(Stored data)
....................

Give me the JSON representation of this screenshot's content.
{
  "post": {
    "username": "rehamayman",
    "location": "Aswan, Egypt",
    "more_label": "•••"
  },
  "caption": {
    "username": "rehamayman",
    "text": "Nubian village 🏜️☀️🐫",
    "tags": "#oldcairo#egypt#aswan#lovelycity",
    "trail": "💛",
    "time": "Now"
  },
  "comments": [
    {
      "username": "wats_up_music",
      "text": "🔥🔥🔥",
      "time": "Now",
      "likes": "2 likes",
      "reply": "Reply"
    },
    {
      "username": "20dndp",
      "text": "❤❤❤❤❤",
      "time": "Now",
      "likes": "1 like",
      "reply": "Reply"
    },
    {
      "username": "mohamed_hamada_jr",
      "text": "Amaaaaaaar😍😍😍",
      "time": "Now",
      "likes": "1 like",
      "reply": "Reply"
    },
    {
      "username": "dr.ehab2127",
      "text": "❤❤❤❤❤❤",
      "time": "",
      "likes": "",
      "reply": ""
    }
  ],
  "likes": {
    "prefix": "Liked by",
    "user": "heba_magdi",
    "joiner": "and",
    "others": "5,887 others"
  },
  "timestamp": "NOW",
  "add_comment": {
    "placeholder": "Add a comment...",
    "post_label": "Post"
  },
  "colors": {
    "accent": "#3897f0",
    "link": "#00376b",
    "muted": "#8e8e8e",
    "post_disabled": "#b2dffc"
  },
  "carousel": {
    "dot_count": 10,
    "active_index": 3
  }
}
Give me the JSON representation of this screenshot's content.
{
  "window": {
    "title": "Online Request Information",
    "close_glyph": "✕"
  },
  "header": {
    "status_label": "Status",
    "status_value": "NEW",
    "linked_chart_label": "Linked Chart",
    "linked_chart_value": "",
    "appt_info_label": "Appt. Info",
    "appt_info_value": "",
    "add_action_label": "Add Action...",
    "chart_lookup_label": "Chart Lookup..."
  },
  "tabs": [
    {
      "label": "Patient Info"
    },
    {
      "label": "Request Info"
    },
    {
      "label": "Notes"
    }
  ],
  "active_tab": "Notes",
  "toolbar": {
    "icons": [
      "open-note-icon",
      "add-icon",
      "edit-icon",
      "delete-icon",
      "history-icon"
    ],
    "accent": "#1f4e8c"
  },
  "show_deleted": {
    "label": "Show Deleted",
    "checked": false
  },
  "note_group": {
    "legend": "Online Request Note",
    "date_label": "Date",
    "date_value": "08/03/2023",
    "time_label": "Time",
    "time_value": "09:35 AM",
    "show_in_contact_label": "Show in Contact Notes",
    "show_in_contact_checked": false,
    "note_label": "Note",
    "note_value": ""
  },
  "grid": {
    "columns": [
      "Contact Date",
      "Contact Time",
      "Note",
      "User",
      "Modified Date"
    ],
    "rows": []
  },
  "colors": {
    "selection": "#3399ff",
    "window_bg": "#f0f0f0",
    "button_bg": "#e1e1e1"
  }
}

....................

● **DESCRIPTION OF THE TASK**: Give every line of the material again, exactly as it reads.

● **COMPLETE OUTPUT**:
Give me the JSON representation of this screenshot's content.
{
  "post": {
    "username": "rehamayman",
    "location": "Aswan, Egypt",
    "more_label": "•••"
  },
  "caption": {
    "username": "rehamayman",
    "text": "Nubian village 🏜️☀️🐫",
    "tags": "#oldcairo#egypt#aswan#lovelycity",
    "trail": "💛",
    "time": "Now"
  },
  "comments": [
    {
      "username": "wats_up_music",
      "text": "🔥🔥🔥",
      "time": "Now",
      "likes": "2 likes",
      "reply": "Reply"
    },
    {
      "username": "20dndp",
      "text": "❤❤❤❤❤",
      "time": "Now",
      "likes": "1 like",
      "reply": "Reply"
    },
    {
      "username": "mohamed_hamada_jr",
      "text": "Amaaaaaaar😍😍😍",
      "time": "Now",
      "likes": "1 like",
      "reply": "Reply"
    },
    {
      "username": "dr.ehab2127",
      "text": "❤❤❤❤❤❤",
      "time": "",
      "likes": "",
      "reply": ""
    }
  ],
  "likes": {
    "prefix": "Liked by",
    "user": "heba_magdi",
    "joiner": "and",
    "others": "5,887 others"
  },
  "timestamp": "NOW",
  "add_comment": {
    "placeholder": "Add a comment...",
    "post_label": "Post"
  },
  "colors": {
    "accent": "#3897f0",
    "link": "#00376b",
    "muted": "#8e8e8e",
    "post_disabled": "#b2dffc"
  },
  "carousel": {
    "dot_count": 10,
    "active_index": 3
  }
}
Give me the JSON representation of this screenshot's content.
{
  "window": {
    "title": "Online Request Information",
    "close_glyph": "✕"
  },
  "header": {
    "status_label": "Status",
    "status_value": "NEW",
    "linked_chart_label": "Linked Chart",
    "linked_chart_value": "",
    "appt_info_label": "Appt. Info",
    "appt_info_value": "",
    "add_action_label": "Add Action...",
    "chart_lookup_label": "Chart Lookup..."
  },
  "tabs": [
    {
      "label": "Patient Info"
    },
    {
      "label": "Request Info"
    },
    {
      "label": "Notes"
    }
  ],
  "active_tab": "Notes",
  "toolbar": {
    "icons": [
      "open-note-icon",
      "add-icon",
      "edit-icon",
      "delete-icon",
      "history-icon"
    ],
    "accent": "#1f4e8c"
  },
  "show_deleted": {
    "label": "Show Deleted",
    "checked": false
  },
  "note_group": {
    "legend": "Online Request Note",
    "date_label": "Date",
    "date_value": "08/03/2023",
    "time_label": "Time",
    "time_value": "09:35 AM",
    "show_in_contact_label": "Show in Contact Notes",
    "show_in_contact_checked": false,
    "note_label": "Note",
    "note_value": ""
  },
  "grid": {
    "columns": [
      "Contact Date",
      "Contact Time",
      "Note",
      "User",
      "Modified Date"
    ],
    "rows": []
  },
  "colors": {
    "selection": "#3399ff",
    "window_bg": "#f0f0f0",
    "button_bg": "#e1e1e1"
  }
}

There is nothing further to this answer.